Extract the listing below in full, unchanged.

·····

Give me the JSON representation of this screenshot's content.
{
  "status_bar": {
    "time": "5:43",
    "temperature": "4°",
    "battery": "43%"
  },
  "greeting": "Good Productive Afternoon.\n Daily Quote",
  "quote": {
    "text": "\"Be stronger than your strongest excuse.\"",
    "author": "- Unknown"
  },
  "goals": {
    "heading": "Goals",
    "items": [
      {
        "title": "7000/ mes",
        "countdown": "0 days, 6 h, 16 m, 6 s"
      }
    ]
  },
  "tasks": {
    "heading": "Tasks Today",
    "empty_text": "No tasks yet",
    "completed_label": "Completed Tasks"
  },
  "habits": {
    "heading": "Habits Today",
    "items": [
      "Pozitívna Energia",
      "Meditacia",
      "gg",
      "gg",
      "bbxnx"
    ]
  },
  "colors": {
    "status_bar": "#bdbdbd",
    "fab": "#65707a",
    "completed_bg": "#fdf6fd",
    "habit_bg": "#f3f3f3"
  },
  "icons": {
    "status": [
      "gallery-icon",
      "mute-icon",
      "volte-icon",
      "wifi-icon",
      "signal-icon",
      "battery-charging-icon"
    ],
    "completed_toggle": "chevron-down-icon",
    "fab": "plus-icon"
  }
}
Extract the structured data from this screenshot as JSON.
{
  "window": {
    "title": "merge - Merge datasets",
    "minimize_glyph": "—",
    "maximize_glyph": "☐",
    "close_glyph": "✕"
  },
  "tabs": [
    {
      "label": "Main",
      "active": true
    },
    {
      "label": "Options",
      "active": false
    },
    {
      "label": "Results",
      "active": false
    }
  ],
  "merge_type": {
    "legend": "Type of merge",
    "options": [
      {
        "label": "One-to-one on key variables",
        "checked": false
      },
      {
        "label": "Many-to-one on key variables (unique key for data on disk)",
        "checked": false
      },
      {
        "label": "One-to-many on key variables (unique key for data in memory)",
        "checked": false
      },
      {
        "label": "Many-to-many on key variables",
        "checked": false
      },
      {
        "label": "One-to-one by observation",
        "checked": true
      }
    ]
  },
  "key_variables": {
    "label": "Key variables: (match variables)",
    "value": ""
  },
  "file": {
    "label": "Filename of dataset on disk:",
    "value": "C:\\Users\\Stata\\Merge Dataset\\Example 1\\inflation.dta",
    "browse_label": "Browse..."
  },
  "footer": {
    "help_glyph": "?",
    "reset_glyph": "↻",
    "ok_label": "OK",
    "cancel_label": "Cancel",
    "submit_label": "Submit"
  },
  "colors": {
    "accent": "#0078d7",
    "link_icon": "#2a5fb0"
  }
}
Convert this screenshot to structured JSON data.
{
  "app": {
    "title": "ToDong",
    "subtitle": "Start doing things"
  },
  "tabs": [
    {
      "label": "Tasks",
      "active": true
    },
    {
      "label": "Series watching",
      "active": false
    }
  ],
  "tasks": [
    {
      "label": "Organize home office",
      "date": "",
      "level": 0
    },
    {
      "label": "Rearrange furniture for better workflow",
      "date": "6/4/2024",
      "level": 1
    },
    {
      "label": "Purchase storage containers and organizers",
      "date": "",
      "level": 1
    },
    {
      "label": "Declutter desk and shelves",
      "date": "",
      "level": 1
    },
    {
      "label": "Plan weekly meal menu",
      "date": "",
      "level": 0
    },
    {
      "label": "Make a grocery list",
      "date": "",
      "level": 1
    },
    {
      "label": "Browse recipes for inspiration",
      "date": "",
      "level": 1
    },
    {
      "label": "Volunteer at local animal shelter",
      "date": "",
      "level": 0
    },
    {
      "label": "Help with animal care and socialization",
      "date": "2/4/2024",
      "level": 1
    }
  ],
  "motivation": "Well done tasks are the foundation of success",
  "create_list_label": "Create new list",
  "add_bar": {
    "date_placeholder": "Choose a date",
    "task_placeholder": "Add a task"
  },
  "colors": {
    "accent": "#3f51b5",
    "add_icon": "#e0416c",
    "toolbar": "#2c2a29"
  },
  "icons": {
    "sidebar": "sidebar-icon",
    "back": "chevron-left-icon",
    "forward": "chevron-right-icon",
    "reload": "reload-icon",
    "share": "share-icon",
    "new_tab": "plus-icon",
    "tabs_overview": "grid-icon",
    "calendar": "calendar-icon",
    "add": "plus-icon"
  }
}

·····

→ ANSWER TO THIS PROBLEM:
Give me the JSON representation of this screenshot's content.
{
  "status_bar": {
    "time": "5:43",
    "temperature": "4°",
    "battery": "43%"
  },
  "greeting": "Good Productive Afternoon.\n Daily Quote",
  "quote": {
    "text": "\"Be stronger than your strongest excuse.\"",
    "author": "- Unknown"
  },
  "goals": {
    "heading": "Goals",
    "items": [
      {
        "title": "7000/ mes",
        "countdown": "0 days, 6 h, 16 m, 6 s"
      }
    ]
  },
  "tasks": {
    "heading": "Tasks Today",
    "empty_text": "No tasks yet",
    "completed_label": "Completed Tasks"
  },
  "habits": {
    "heading": "Habits Today",
    "items": [
      "Pozitívna Energia",
      "Meditacia",
      "gg",
      "gg",
      "bbxnx"
    ]
  },
  "colors": {
    "status_bar": "#bdbdbd",
    "fab": "#65707a",
    "completed_bg": "#fdf6fd",
    "habit_bg": "#f3f3f3"
  },
  "icons": {
    "status": [
      "gallery-icon",
      "mute-icon",
      "volte-icon",
      "wifi-icon",
      "signal-icon",
      "battery-charging-icon"
    ],
    "completed_toggle": "chevron-down-icon",
    "fab": "plus-icon"
  }
}
Extract the structured data from this screenshot as JSON.
{
  "window": {
    "title": "merge - Merge datasets",
    "minimize_glyph": "—",
    "maximize_glyph": "☐",
    "close_glyph": "✕"
  },
  "tabs": [
    {
      "label": "Main",
      "active": true
    },
    {
      "label": "Options",
      "active": false
    },
    {
      "label": "Results",
      "active": false
    }
  ],
  "merge_type": {
    "legend": "Type of merge",
    "options": [
      {
        "label": "One-to-one on key variables",
        "checked": false
      },
      {
        "label": "Many-to-one on key variables (unique key for data on disk)",
        "checked": false
      },
      {
        "label": "One-to-many on key variables (unique key for data in memory)",
        "checked": false
      },
      {
        "label": "Many-to-many on key variables",
        "checked": false
      },
      {
        "label": "One-to-one by observation",
        "checked": true
      }
    ]
  },
  "key_variables": {
    "label": "Key variables: (match variables)",
    "value": ""
  },
  "file": {
    "label": "Filename of dataset on disk:",
    "value": "C:\\Users\\Stata\\Merge Dataset\\Example 1\\inflation.dta",
    "browse_label": "Browse..."
  },
  "footer": {
    "help_glyph": "?",
    "reset_glyph": "↻",
    "ok_label": "OK",
    "cancel_label": "Cancel",
    "submit_label": "Submit"
  },
  "colors": {
    "accent": "#0078d7",
    "link_icon": "#2a5fb0"
  }
}
Convert this screenshot to structured JSON data.
{
  "app": {
    "title": "ToDong",
    "subtitle": "Start doing things"
  },
  "tabs": [
    {
      "label": "Tasks",
      "active": true
    },
    {
      "label": "Series watching",
      "active": false
    }
  ],
  "tasks": [
    {
      "label": "Organize home office",
      "date": "",
      "level": 0
    },
    {
      "label": "Rearrange furniture for better workflow",
      "date": "6/4/2024",
      "level": 1
    },
    {
      "label": "Purchase storage containers and organizers",
      "date": "",
      "level": 1
    },
    {
      "label": "Declutter desk and shelves",
      "date": "",
      "level": 1
    },
    {
      "label": "Plan weekly meal menu",
      "date": "",
      "level": 0
    },
    {
      "label": "Make a grocery list",
      "date": "",
      "level": 1
    },
    {
      "label": "Browse recipes for inspiration",
      "date": "",
      "level": 1
    },
    {
      "label": "Volunteer at local animal shelter",
      "date": "",
      "level": 0
    },
    {
      "label": "Help with animal care and socialization",
      "date": "2/4/2024",
      "level": 1
    }
  ],
  "motivation": "Well done tasks are the foundation of success",
  "create_list_label": "Create new list",
  "add_bar": {
    "date_placeholder": "Choose a date",
    "task_placeholder": "Add a task"
  },
  "colors": {
    "accent": "#3f51b5",
    "add_icon": "#e0416c",
    "toolbar": "#2c2a29"
  },
  "icons": {
    "sidebar": "sidebar-icon",
    "back": "chevron-left-icon",
    "forward": "chevron-right-icon",
    "reload": "reload-icon",
    "share": "share-icon",
    "new_tab": "plus-icon",
    "tabs_overview": "grid-icon",
    "calendar": "calendar-icon",
    "add": "plus-icon"
  }
}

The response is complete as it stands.